**What this task involves:** Copy out, exactly as written, only the line containing "Give me a plain-text" and the lines after it through the end of the records.

**Exercise materials:**
....
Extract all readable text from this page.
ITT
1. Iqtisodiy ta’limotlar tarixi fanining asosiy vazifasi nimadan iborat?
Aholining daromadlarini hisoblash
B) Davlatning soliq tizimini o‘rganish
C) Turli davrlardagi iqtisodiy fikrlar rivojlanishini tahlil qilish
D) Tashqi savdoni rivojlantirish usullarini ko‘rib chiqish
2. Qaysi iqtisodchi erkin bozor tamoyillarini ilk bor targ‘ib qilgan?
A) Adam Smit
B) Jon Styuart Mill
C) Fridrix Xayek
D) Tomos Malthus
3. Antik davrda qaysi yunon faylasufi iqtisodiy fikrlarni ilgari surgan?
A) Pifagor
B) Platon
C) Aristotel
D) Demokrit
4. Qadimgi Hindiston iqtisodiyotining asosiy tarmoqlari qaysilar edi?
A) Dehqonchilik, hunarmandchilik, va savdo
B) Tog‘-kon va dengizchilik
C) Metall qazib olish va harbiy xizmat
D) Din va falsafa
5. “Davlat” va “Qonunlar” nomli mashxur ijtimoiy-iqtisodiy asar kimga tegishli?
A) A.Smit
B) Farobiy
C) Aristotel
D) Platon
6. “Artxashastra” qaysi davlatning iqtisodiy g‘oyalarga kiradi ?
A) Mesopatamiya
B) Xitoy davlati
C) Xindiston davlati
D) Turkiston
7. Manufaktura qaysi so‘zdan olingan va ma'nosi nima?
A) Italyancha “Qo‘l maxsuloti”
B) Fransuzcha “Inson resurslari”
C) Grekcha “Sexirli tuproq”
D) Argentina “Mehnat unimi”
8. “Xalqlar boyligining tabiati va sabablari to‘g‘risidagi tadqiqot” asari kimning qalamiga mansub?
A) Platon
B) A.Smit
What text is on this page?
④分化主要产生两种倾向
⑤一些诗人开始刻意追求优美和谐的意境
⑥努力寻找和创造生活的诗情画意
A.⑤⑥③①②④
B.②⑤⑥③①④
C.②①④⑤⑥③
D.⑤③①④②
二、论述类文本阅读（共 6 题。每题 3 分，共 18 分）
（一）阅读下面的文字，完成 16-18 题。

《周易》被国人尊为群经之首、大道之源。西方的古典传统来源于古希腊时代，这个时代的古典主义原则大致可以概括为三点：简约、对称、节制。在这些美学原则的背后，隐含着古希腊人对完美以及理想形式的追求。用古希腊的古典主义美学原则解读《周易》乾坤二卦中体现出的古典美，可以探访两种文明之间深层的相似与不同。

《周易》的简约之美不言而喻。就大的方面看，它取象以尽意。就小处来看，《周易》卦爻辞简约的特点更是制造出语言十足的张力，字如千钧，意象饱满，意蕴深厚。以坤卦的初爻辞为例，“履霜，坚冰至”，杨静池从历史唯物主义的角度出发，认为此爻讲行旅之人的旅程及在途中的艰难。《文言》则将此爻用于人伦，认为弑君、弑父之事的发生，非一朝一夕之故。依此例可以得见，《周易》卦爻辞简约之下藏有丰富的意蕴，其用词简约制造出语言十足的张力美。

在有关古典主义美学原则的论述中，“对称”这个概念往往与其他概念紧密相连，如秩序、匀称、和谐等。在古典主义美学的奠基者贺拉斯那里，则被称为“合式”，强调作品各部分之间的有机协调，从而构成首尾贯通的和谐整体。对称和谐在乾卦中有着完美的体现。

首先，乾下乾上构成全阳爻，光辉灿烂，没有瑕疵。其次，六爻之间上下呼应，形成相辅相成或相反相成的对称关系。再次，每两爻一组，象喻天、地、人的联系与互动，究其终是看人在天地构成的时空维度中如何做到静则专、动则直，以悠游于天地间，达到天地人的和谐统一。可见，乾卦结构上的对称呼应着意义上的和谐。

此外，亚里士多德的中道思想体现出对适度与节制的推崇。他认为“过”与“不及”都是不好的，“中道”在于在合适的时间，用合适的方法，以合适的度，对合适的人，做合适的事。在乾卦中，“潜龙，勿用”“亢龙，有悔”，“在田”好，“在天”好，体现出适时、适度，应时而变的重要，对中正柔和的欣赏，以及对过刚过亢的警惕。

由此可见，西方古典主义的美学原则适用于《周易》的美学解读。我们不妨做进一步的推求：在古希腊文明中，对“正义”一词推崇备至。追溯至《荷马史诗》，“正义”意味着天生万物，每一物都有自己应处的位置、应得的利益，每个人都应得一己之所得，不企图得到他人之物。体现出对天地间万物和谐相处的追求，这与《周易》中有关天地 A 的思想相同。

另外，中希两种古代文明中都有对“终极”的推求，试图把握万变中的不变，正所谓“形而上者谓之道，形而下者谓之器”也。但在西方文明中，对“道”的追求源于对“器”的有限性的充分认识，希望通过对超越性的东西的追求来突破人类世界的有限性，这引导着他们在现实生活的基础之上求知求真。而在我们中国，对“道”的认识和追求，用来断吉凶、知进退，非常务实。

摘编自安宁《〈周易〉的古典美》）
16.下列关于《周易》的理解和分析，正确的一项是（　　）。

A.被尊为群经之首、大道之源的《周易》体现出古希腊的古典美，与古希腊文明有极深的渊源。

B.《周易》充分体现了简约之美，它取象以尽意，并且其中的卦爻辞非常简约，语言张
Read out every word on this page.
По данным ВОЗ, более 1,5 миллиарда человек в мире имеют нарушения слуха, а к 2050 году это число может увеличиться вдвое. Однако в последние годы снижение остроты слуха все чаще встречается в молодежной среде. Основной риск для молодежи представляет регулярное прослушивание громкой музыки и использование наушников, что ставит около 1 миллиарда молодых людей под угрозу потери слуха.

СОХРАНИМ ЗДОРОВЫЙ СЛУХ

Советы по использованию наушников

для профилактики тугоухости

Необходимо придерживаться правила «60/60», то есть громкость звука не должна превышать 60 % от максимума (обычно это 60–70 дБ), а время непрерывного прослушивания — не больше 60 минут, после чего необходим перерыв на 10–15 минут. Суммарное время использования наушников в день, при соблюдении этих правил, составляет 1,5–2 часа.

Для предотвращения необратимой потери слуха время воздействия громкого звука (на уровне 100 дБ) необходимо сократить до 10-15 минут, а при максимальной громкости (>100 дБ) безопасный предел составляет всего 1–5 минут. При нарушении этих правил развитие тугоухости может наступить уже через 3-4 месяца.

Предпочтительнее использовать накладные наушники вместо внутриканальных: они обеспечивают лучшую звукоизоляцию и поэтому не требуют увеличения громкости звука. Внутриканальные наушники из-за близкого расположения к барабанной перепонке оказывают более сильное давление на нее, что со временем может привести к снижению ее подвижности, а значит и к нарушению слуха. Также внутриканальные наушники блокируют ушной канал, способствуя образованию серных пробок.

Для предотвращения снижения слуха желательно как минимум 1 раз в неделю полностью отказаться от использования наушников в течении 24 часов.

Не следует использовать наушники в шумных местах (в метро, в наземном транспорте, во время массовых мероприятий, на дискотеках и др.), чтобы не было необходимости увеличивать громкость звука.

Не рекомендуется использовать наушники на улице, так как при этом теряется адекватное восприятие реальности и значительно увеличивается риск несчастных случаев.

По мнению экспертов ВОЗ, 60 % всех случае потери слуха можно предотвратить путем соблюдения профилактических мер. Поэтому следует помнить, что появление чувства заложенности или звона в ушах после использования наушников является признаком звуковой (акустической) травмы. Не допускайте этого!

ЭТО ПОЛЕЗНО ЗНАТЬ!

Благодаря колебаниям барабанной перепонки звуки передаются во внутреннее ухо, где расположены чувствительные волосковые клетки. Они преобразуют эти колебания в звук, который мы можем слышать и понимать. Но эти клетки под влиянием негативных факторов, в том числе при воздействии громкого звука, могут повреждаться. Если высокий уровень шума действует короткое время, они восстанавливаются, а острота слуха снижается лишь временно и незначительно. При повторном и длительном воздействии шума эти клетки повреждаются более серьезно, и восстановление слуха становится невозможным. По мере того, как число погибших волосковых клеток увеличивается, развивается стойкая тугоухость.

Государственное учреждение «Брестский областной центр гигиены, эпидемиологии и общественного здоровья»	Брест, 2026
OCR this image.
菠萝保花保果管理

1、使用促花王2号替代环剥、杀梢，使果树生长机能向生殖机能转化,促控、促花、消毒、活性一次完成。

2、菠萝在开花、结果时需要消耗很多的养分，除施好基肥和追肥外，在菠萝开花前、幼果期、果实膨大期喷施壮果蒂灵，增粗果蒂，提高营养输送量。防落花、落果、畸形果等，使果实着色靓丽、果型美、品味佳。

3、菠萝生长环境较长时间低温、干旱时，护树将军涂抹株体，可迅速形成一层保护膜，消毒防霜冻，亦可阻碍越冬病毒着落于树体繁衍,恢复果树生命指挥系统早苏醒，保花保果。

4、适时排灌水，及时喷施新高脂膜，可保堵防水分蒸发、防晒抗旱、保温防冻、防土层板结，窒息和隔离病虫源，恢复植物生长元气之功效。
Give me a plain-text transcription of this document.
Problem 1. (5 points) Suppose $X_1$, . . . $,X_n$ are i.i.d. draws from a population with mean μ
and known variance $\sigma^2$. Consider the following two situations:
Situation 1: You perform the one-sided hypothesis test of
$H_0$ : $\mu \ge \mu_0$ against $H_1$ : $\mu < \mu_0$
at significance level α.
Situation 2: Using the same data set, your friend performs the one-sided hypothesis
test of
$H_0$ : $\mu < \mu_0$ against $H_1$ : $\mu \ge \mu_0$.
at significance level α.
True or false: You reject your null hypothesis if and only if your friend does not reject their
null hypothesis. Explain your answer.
....
**Reply to the task:**
Give me a plain-text transcription of this document.
Problem 1. (5 points) Suppose $X_1$, . . . $,X_n$ are i.i.d. draws from a population with mean μ
and known variance $\sigma^2$. Consider the following two situations:
Situation 1: You perform the one-sided hypothesis test of
$H_0$ : $\mu \ge \mu_0$ against $H_1$ : $\mu < \mu_0$
at significance level α.
Situation 2: Using the same data set, your friend performs the one-sided hypothesis
test of
$H_0$ : $\mu < \mu_0$ against $H_1$ : $\mu \ge \mu_0$.
at significance level α.
True or false: You reject your null hypothesis if and only if your friend does not reject their
null hypothesis. Explain your answer.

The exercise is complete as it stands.